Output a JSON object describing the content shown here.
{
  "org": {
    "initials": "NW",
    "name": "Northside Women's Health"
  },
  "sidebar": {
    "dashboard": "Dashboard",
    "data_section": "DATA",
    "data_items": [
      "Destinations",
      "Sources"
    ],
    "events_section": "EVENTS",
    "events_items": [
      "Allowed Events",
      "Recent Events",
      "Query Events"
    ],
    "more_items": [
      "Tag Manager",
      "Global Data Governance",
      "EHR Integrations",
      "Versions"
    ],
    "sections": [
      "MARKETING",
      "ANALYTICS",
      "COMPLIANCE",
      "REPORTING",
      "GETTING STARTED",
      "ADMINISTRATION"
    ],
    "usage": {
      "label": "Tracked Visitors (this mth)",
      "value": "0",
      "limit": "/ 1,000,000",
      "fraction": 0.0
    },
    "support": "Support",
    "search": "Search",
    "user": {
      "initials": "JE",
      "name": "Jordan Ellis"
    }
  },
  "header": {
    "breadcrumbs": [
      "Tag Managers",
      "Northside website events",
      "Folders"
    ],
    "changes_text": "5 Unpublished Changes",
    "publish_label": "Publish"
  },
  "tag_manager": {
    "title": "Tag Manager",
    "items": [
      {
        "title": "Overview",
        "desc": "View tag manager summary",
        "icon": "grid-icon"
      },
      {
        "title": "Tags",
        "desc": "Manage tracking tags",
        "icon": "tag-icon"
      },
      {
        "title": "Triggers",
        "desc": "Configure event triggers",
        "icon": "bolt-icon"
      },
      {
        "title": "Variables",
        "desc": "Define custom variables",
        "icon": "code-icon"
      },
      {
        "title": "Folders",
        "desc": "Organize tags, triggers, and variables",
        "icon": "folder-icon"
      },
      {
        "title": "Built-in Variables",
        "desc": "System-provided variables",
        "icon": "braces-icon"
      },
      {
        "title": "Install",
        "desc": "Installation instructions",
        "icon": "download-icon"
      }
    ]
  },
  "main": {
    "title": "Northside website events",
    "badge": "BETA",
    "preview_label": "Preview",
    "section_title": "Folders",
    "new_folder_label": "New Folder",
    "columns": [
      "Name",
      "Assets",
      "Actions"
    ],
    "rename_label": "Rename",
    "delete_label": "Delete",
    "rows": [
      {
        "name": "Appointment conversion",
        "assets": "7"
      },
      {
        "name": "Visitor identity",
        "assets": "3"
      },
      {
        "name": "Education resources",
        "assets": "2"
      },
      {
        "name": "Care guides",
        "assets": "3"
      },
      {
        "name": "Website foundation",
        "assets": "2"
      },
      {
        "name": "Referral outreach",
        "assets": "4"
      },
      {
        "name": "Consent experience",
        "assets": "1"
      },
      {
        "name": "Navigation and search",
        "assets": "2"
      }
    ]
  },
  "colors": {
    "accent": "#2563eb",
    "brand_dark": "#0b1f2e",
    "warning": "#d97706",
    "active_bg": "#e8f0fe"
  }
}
· · · ·
Problem to solve
Among the lines of the material above, how many include the string "Northside"? Report only that number.

Final result
3